__Available records__.
· · · · · · ·

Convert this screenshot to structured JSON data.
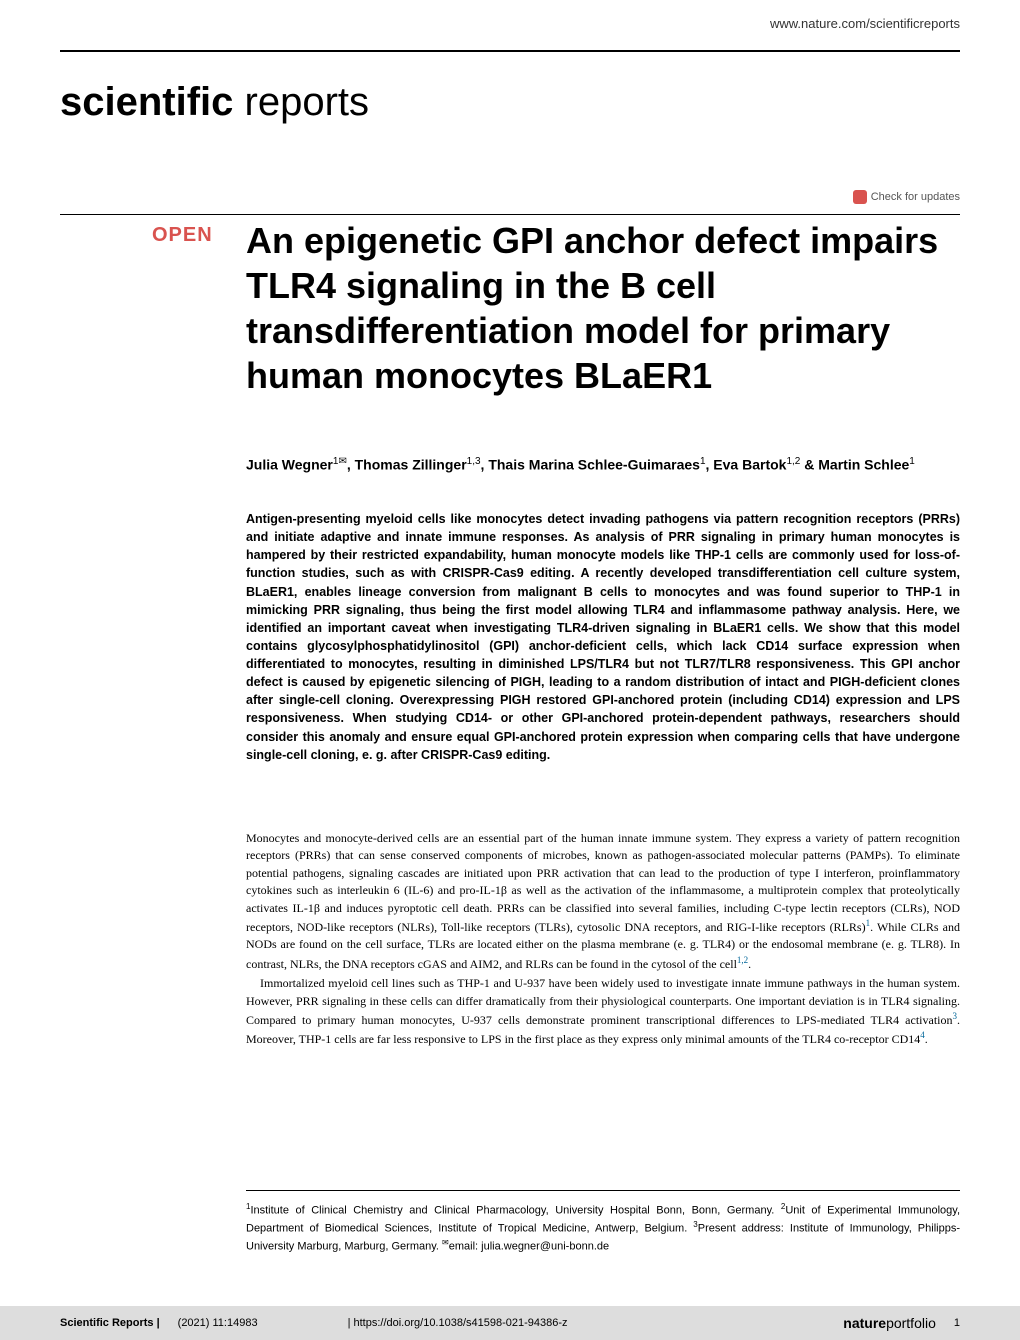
{
  "journal_url": "www.nature.com/scientificreports",
  "journal_name_bold": "scientific",
  "journal_name_light": " reports",
  "check_updates_label": "Check for updates",
  "open_badge": "OPEN",
  "title": "An epigenetic GPI anchor defect impairs TLR4 signaling in the B cell transdifferentiation model for primary human monocytes BLaER1",
  "authors_html": "Julia Wegner<sup>1✉</sup>, Thomas Zillinger<sup>1,3</sup>, Thais Marina Schlee-Guimaraes<sup>1</sup>, Eva Bartok<sup>1,2</sup> & Martin Schlee<sup>1</sup>",
  "abstract": "Antigen-presenting myeloid cells like monocytes detect invading pathogens via pattern recognition receptors (PRRs) and initiate adaptive and innate immune responses. As analysis of PRR signaling in primary human monocytes is hampered by their restricted expandability, human monocyte models like THP-1 cells are commonly used for loss-of-function studies, such as with CRISPR-Cas9 editing. A recently developed transdifferentiation cell culture system, BLaER1, enables lineage conversion from malignant B cells to monocytes and was found superior to THP-1 in mimicking PRR signaling, thus being the first model allowing TLR4 and inflammasome pathway analysis. Here, we identified an important caveat when investigating TLR4-driven signaling in BLaER1 cells. We show that this model contains glycosylphosphatidylinositol (GPI) anchor-deficient cells, which lack CD14 surface expression when differentiated to monocytes, resulting in diminished LPS/TLR4 but not TLR7/TLR8 responsiveness. This GPI anchor defect is caused by epigenetic silencing of PIGH, leading to a random distribution of intact and PIGH-deficient clones after single-cell cloning. Overexpressing PIGH restored GPI-anchored protein (including CD14) expression and LPS responsiveness. When studying CD14- or other GPI-anchored protein-dependent pathways, researchers should consider this anomaly and ensure equal GPI-anchored protein expression when comparing cells that have undergone single-cell cloning, e. g. after CRISPR-Cas9 editing.",
  "body_p1": "Monocytes and monocyte-derived cells are an essential part of the human innate immune system. They express a variety of pattern recognition receptors (PRRs) that can sense conserved components of microbes, known as pathogen-associated molecular patterns (PAMPs). To eliminate potential pathogens, signaling cascades are initiated upon PRR activation that can lead to the production of type I interferon, proinflammatory cytokines such as interleukin 6 (IL-6) and pro-IL-1β as well as the activation of the inflammasome, a multiprotein complex that proteolytically activates IL-1β and induces pyroptotic cell death. PRRs can be classified into several families, including C-type lectin receptors (CLRs), NOD receptors, NOD-like receptors (NLRs), Toll-like receptors (TLRs), cytosolic DNA receptors, and RIG-I-like receptors (RLRs)",
  "body_p1_ref1": "1",
  "body_p1_cont": ". While CLRs and NODs are found on the cell surface, TLRs are located either on the plasma membrane (e. g. TLR4) or the endosomal membrane (e. g. TLR8). In contrast, NLRs, the DNA receptors cGAS and AIM2, and RLRs can be found in the cytosol of the cell",
  "body_p1_ref2": "1,2",
  "body_p1_end": ".",
  "body_p2": "Immortalized myeloid cell lines such as THP-1 and U-937 have been widely used to investigate innate immune pathways in the human system. However, PRR signaling in these cells can differ dramatically from their physiological counterparts. One important deviation is in TLR4 signaling. Compared to primary human monocytes, U-937 cells demonstrate prominent transcriptional differences to LPS-mediated TLR4 activation",
  "body_p2_ref1": "3",
  "body_p2_cont": ". Moreover, THP-1 cells are far less responsive to LPS in the first place as they express only minimal amounts of the TLR4 co-receptor CD14",
  "body_p2_ref2": "4",
  "body_p2_end": ".",
  "affiliations_html": "<sup>1</sup>Institute of Clinical Chemistry and Clinical Pharmacology, University Hospital Bonn, Bonn, Germany. <sup>2</sup>Unit of Experimental Immunology, Department of Biomedical Sciences, Institute of Tropical Medicine, Antwerp, Belgium. <sup>3</sup>Present address: Institute of Immunology, Philipps-University Marburg, Marburg, Germany. <sup>✉</sup>email: julia.wegner@uni-bonn.de",
  "footer": {
    "journal": "Scientific Reports |",
    "issue": "(2021) 11:14983",
    "doi": "| https://doi.org/10.1038/s41598-021-94386-z",
    "portfolio_bold": "nature",
    "portfolio_light": "portfolio",
    "page": "1"
  },
  "colors": {
    "accent_red": "#d9534f",
    "link_blue": "#006699",
    "footer_bg": "#dddddd"
  }
}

· · · · · · ·

__Directions for this task__.
Collect every line above that contains the word "activation".

__Expected answer__.
  "body_p1": "Monocytes and monocyte-derived cells are an essential part of the human innate immune system. They express a variety of pattern recognition receptors (PRRs) that can sense conserved components of microbes, known as pathogen-associated molecular patterns (PAMPs). To eliminate potential pathogens, signaling cascades are initiated upon PRR activation that can lead to the production of type I interferon, proinflammatory cytokines such as interleukin 6 (IL-6) and pro-IL-1β as well as the activation of the inflammasome, a multiprotein complex that proteolytically activates IL-1β and induces pyroptotic cell death. PRRs can be classified into several families, including C-type lectin receptors (CLRs), NOD receptors, NOD-like receptors (NLRs), Toll-like receptors (TLRs), cytosolic DNA receptors, and RIG-I-like receptors (RLRs)",
  "body_p2": "Immortalized myeloid cell lines such as THP-1 and U-937 have been widely used to investigate innate immune pathways in the human system. However, PRR signaling in these cells can differ dramatically from their physiological counterparts. One important deviation is in TLR4 signaling. Compared to primary human monocytes, U-937 cells demonstrate prominent transcriptional differences to LPS-mediated TLR4 activation",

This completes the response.